# What to work on:
Reproduce all the material exactly, minus any pictures it holds.

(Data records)
---+---
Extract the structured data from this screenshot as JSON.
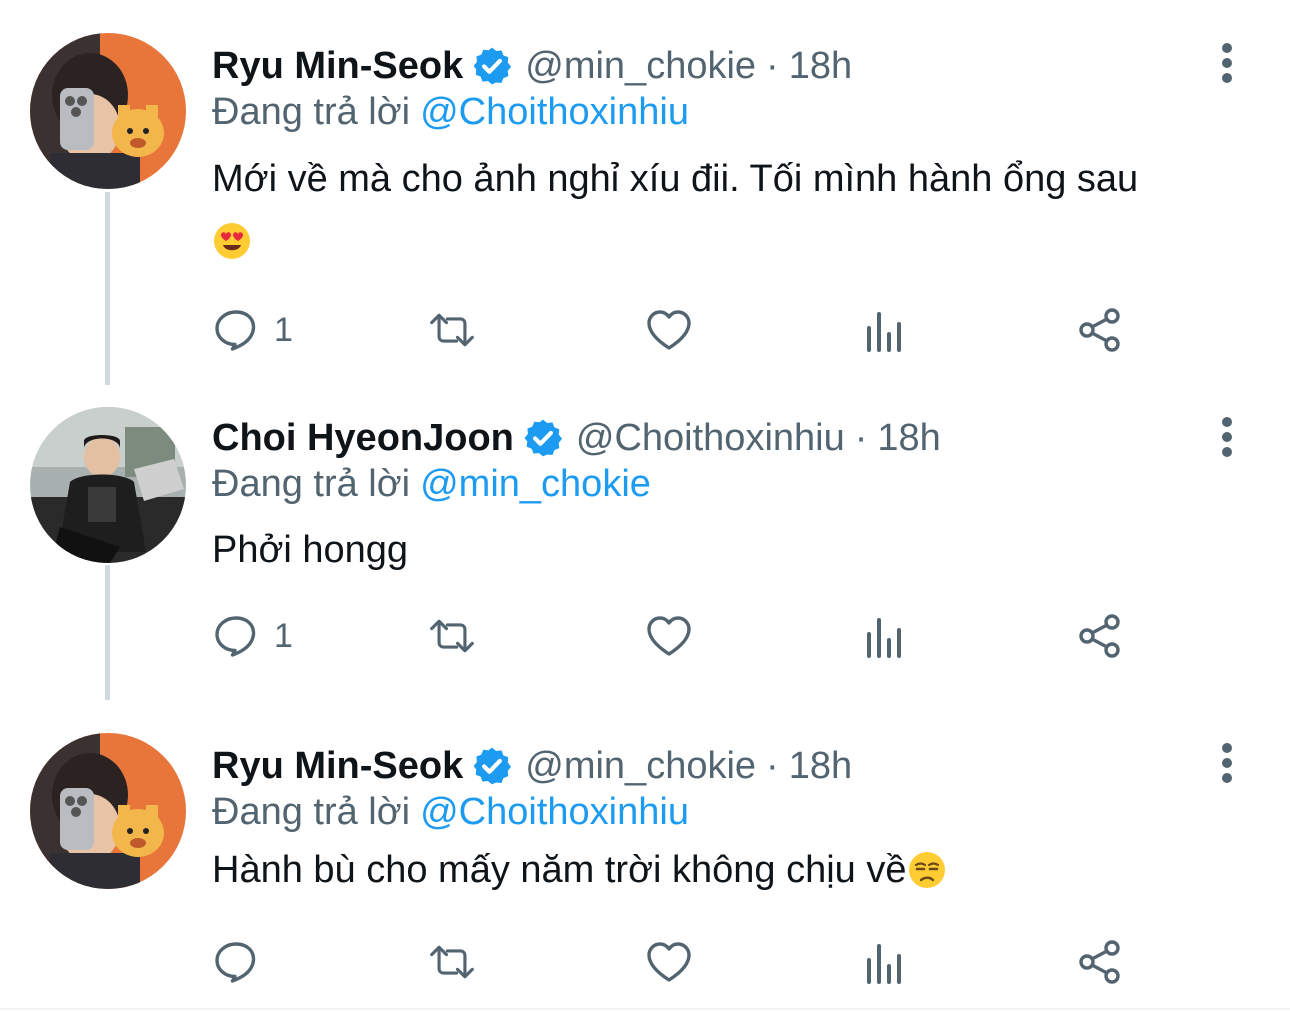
{
  "tweets": [
    {
      "display_name": "Ryu Min-Seok",
      "handle": "@min_chokie",
      "separator": "·",
      "time": "18h",
      "reply_prefix": "Đang trả lời",
      "reply_to": "@Choithoxinhiu",
      "text": "Mới về mà cho ảnh nghỉ xíu đii. Tối mình hành ổng sau",
      "emoji": "heart-eyes-emoji",
      "reply_count": "1"
    },
    {
      "display_name": "Choi HyeonJoon",
      "handle": "@Choithoxinhiu",
      "separator": "·",
      "time": "18h",
      "reply_prefix": "Đang trả lời",
      "reply_to": "@min_chokie",
      "text": "Phởi hongg",
      "reply_count": "1"
    },
    {
      "display_name": "Ryu Min-Seok",
      "handle": "@min_chokie",
      "separator": "·",
      "time": "18h",
      "reply_prefix": "Đang trả lời",
      "reply_to": "@Choithoxinhiu",
      "text": "Hành bù cho mấy năm trời không chịu về",
      "emoji": "unamused-face-emoji",
      "reply_count": ""
    }
  ],
  "icons": {
    "verified": "verified-badge-icon",
    "more": "more-options-icon",
    "reply": "reply-icon",
    "retweet": "retweet-icon",
    "like": "heart-icon",
    "views": "views-bar-chart-icon",
    "share": "share-icon"
  },
  "colors": {
    "text": "#0f1419",
    "secondary": "#536471",
    "link": "#1d9bf0",
    "thread_line": "#cfd9de"
  }
}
---+---
# Solution to this task:
Extract the structured data from this screenshot as JSON.
{
  "tweets": [
    {
      "display_name": "Ryu Min-Seok",
      "handle": "@min_chokie",
      "separator": "·",
      "time": "18h",
      "reply_prefix": "Đang trả lời",
      "reply_to": "@Choithoxinhiu",
      "text": "Mới về mà cho ảnh nghỉ xíu đii. Tối mình hành ổng sau",
      "emoji": "heart-eyes-emoji",
      "reply_count": "1"
    },
    {
      "display_name": "Choi HyeonJoon",
      "handle": "@Choithoxinhiu",
      "separator": "·",
      "time": "18h",
      "reply_prefix": "Đang trả lời",
      "reply_to": "@min_chokie",
      "text": "Phởi hongg",
      "reply_count": "1"
    },
    {
      "display_name": "Ryu Min-Seok",
      "handle": "@min_chokie",
      "separator": "·",
      "time": "18h",
      "reply_prefix": "Đang trả lời",
      "reply_to": "@Choithoxinhiu",
      "text": "Hành bù cho mấy năm trời không chịu về",
      "emoji": "unamused-face-emoji",
      "reply_count": ""
    }
  ],
  "icons": {
    "verified": "verified-badge-icon",
    "more": "more-options-icon",
    "reply": "reply-icon",
    "retweet": "retweet-icon",
    "like": "heart-icon",
    "views": "views-bar-chart-icon",
    "share": "share-icon"
  },
  "colors": {
    "text": "#0f1419",
    "secondary": "#536471",
    "link": "#1d9bf0",
    "thread_line": "#cfd9de"
  }
}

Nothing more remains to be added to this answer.